Records that describe figures
——

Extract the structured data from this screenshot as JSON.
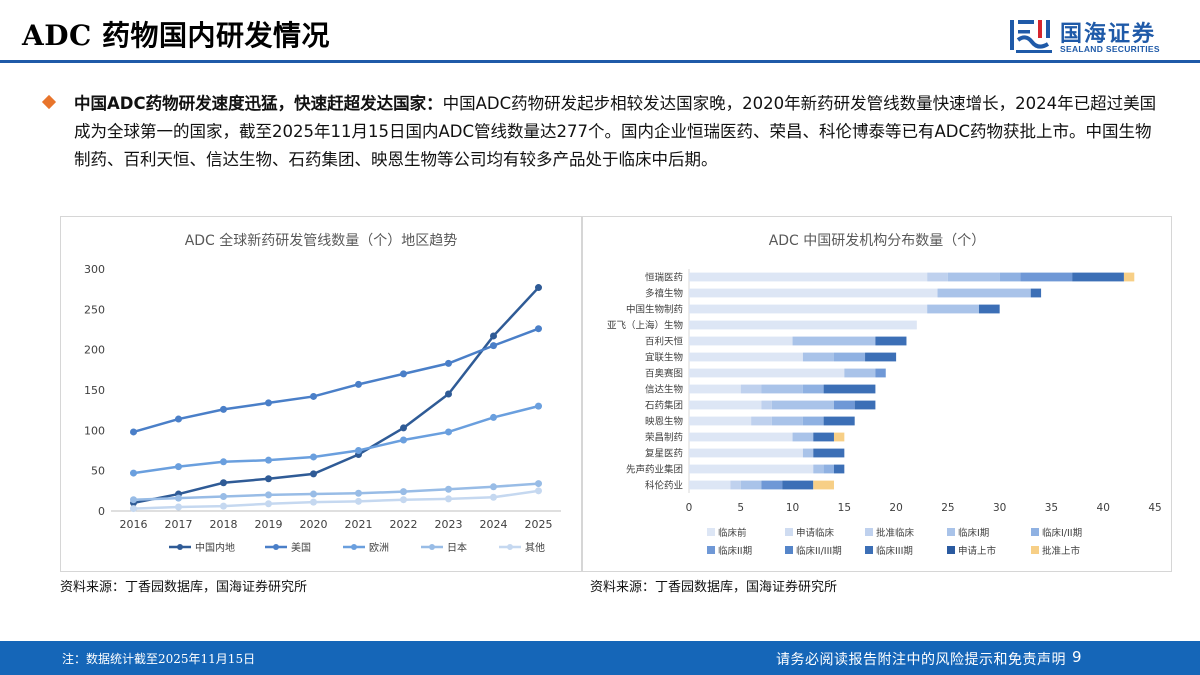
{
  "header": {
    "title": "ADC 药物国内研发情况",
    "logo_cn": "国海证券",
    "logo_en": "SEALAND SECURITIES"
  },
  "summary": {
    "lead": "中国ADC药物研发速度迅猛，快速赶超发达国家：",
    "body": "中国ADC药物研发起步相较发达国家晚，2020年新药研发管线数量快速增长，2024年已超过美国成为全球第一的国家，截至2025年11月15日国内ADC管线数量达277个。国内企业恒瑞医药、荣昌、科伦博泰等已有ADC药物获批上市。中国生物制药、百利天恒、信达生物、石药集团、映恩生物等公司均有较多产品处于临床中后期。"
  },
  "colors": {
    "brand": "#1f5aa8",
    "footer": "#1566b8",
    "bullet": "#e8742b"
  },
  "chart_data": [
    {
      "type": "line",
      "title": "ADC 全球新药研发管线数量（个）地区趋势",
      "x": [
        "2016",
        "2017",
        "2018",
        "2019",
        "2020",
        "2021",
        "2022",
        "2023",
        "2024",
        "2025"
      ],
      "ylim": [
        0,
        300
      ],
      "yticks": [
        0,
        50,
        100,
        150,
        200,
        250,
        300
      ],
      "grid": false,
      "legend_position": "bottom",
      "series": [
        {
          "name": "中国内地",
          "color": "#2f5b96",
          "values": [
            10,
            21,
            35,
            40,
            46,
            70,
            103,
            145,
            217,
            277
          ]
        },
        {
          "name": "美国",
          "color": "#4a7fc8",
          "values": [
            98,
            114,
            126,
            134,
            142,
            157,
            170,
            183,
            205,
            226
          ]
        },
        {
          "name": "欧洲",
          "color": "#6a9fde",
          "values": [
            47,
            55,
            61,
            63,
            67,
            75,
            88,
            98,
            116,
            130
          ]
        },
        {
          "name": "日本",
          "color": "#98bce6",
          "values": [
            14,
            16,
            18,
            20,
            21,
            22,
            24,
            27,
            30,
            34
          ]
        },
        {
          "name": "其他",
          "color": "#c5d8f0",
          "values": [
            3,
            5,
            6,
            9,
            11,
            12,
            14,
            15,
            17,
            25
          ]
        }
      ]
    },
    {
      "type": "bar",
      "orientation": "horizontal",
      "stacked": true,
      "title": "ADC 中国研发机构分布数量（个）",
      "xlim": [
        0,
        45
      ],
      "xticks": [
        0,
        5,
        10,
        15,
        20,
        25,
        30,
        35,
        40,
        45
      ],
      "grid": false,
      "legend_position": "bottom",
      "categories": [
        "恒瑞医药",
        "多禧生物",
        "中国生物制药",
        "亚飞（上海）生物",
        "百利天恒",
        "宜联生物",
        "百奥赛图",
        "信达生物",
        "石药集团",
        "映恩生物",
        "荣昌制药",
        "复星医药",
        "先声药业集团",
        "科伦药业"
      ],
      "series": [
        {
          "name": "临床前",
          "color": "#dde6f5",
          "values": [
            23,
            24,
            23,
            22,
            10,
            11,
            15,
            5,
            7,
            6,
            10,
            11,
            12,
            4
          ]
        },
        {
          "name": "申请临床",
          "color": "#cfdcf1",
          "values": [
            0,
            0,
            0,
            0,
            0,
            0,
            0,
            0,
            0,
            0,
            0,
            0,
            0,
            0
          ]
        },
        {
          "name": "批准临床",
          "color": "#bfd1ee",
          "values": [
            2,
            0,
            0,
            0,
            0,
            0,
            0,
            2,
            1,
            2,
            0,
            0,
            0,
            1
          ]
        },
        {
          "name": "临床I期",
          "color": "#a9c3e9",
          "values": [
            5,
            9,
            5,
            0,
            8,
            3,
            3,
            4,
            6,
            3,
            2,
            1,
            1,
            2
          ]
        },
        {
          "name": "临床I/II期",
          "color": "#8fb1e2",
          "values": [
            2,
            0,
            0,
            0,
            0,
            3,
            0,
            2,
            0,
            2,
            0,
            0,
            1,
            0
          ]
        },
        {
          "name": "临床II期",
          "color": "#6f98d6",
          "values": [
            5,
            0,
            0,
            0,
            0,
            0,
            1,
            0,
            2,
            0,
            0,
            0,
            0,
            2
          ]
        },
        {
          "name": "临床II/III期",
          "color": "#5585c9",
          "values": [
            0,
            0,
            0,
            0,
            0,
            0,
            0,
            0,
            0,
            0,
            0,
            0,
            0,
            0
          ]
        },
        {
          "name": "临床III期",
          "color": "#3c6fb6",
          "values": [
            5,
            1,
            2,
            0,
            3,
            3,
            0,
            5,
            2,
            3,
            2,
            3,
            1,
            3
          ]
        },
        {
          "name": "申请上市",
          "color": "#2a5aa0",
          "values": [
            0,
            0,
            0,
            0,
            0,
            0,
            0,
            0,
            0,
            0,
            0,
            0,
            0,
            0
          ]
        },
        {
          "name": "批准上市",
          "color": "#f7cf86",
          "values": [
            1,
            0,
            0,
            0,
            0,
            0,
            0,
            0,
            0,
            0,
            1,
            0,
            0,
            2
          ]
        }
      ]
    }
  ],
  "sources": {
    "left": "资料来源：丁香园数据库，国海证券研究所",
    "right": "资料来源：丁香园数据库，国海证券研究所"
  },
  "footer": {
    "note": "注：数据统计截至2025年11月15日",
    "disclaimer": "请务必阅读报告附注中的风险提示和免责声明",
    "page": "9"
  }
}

——

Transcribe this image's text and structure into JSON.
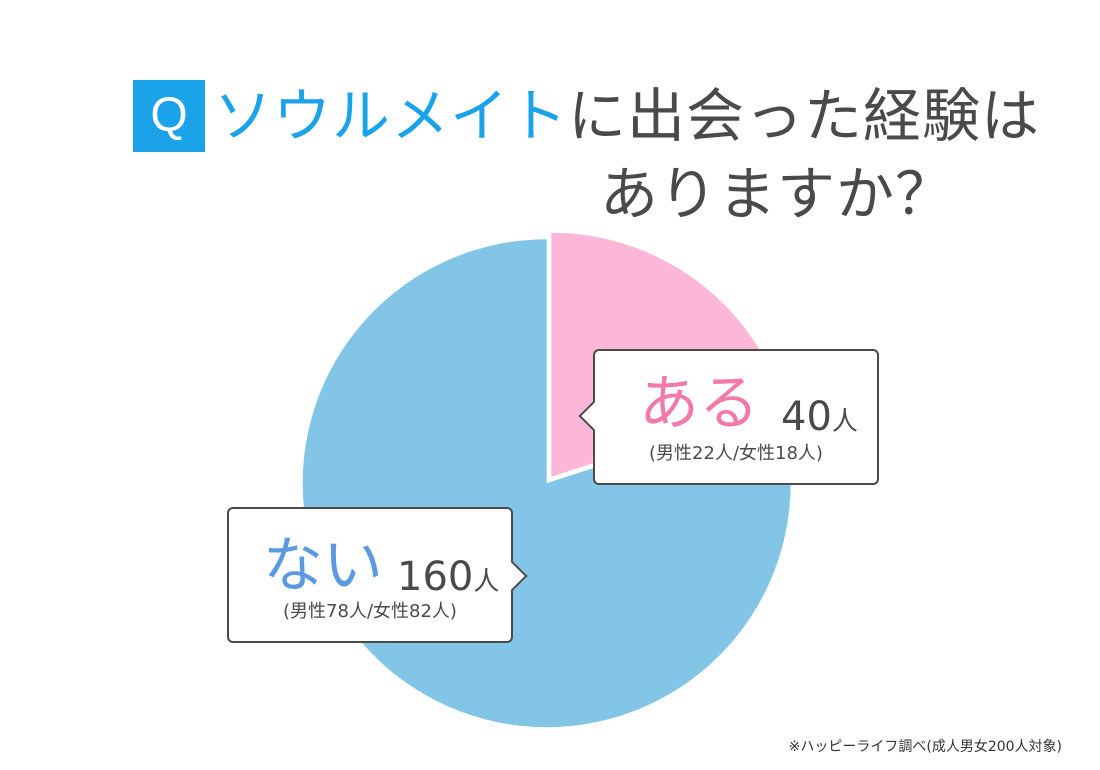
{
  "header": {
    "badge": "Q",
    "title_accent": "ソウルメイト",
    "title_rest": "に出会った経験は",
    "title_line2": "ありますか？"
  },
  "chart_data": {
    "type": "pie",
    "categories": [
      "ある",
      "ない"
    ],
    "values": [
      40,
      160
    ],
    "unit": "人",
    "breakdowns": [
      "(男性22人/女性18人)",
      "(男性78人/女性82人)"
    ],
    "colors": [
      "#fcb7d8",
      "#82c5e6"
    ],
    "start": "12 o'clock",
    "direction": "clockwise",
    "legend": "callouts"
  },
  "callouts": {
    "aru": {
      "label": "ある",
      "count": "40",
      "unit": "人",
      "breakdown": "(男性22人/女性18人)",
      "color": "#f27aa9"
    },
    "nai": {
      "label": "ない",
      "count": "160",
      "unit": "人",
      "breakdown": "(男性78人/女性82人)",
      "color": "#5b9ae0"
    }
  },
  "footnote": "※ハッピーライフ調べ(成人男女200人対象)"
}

——

- _REQUIRED WORK_
Compute how many lines include the string "百利天恒", then give that number by itself.

- _ANSWER_
2